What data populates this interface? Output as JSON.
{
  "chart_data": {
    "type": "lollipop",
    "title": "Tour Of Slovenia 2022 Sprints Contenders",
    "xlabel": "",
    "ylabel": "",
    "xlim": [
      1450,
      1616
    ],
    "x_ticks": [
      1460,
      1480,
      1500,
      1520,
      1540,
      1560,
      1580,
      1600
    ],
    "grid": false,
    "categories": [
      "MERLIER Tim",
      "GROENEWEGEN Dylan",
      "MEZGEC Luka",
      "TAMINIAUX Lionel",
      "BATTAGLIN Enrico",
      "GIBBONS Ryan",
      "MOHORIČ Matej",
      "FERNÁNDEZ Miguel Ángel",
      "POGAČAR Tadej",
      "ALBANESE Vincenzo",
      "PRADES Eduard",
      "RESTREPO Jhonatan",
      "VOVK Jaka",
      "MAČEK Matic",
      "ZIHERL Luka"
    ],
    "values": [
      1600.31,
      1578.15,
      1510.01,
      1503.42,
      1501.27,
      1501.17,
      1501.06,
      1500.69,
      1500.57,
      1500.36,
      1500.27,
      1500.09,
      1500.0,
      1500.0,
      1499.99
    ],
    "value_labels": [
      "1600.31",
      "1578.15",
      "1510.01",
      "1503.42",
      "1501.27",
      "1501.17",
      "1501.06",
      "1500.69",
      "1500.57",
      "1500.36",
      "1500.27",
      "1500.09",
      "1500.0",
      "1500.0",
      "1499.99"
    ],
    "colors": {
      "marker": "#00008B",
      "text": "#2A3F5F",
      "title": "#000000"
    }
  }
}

--- --- ---

Copy out each line of the material that holds the word "title".

    "title": "Tour Of Slovenia 2022 Sprints Contenders",
      "title": "#000000"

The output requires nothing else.